### GIVEN INFORMATION
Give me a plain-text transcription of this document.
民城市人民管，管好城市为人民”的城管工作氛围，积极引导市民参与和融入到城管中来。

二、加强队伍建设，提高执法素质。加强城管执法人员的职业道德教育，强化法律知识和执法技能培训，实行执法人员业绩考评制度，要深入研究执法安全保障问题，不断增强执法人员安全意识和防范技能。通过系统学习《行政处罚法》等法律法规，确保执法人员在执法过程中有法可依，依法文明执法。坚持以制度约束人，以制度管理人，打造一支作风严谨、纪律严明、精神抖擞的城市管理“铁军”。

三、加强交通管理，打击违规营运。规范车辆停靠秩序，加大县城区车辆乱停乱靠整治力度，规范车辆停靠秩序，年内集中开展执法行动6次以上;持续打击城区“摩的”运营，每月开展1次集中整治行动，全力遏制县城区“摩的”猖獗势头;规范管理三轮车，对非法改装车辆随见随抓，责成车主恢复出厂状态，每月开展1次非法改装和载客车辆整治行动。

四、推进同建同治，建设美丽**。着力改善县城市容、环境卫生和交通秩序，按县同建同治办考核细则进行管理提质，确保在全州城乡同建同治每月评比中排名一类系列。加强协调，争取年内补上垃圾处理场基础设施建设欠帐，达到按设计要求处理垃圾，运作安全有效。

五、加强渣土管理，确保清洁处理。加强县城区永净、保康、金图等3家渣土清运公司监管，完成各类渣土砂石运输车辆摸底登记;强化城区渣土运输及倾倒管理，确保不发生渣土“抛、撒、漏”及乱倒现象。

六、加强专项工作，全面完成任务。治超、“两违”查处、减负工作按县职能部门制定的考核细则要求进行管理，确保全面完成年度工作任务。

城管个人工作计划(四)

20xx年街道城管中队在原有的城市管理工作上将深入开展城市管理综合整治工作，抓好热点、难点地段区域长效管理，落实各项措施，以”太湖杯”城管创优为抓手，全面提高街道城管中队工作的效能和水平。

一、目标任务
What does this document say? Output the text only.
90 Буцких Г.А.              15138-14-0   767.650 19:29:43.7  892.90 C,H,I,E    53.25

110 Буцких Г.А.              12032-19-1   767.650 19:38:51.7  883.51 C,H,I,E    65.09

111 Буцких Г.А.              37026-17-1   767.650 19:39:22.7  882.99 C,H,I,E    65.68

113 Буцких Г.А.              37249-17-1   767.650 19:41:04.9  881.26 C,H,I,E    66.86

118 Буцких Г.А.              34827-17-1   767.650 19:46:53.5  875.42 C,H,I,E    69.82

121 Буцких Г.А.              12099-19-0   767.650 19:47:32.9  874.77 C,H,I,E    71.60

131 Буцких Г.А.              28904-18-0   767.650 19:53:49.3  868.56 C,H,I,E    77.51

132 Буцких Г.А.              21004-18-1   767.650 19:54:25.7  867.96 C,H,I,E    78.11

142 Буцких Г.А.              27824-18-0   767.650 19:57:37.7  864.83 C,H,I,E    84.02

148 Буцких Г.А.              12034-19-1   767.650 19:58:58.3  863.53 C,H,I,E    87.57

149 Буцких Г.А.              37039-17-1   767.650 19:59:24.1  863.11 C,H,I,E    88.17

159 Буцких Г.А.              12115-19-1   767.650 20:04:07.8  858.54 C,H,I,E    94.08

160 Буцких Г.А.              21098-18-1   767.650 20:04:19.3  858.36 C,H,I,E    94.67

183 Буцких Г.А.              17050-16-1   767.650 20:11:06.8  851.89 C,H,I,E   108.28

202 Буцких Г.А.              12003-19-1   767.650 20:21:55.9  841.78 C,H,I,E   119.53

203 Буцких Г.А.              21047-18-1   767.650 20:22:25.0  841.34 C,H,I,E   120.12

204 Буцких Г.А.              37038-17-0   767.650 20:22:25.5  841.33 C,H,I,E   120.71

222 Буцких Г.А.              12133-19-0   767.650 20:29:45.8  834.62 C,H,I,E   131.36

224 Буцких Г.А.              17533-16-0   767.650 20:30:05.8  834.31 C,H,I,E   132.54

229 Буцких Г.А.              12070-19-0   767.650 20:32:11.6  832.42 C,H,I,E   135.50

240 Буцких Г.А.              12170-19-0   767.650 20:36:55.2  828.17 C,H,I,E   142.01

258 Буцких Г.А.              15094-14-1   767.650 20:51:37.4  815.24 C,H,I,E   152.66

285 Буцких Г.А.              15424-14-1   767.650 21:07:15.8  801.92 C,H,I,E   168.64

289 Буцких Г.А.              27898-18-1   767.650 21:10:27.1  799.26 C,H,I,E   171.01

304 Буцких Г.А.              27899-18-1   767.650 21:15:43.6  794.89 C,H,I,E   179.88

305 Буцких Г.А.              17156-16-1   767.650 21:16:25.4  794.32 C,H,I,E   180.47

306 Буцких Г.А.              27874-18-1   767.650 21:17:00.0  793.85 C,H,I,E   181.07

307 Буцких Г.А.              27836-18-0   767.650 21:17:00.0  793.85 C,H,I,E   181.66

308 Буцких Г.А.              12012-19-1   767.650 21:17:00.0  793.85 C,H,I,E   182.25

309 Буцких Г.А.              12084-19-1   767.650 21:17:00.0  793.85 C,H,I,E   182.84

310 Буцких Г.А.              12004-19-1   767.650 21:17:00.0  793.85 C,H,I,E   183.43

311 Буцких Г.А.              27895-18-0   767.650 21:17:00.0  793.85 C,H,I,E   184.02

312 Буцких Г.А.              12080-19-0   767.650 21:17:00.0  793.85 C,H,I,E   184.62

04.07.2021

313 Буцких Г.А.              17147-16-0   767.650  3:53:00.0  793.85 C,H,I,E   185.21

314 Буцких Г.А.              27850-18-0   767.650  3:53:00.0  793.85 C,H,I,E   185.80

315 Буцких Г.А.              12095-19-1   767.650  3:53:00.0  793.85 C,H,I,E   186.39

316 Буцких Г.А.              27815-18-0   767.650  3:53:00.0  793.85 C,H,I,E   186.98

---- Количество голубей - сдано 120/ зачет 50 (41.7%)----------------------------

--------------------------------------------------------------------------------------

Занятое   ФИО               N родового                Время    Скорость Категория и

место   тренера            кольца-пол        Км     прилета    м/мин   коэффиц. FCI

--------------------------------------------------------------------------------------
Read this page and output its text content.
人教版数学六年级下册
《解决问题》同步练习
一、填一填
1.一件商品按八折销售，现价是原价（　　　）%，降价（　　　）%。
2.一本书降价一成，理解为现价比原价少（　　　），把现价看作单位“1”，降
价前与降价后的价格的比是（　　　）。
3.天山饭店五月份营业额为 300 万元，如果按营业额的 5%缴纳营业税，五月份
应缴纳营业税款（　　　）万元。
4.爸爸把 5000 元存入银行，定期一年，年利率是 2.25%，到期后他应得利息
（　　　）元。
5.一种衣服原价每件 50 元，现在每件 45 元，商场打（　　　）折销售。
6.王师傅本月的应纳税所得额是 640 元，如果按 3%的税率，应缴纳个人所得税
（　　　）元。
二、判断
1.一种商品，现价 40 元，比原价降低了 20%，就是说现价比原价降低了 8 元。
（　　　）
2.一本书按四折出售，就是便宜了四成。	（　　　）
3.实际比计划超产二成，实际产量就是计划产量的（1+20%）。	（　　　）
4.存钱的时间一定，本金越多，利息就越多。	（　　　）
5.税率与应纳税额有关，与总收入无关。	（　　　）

### STATED GOAL
Look through the lines above and collect those with the word "this".

### RESULT OF THE TASK
Give me a plain-text transcription of this document.
What does this document say? Output the text only.
Read this page and output its text content.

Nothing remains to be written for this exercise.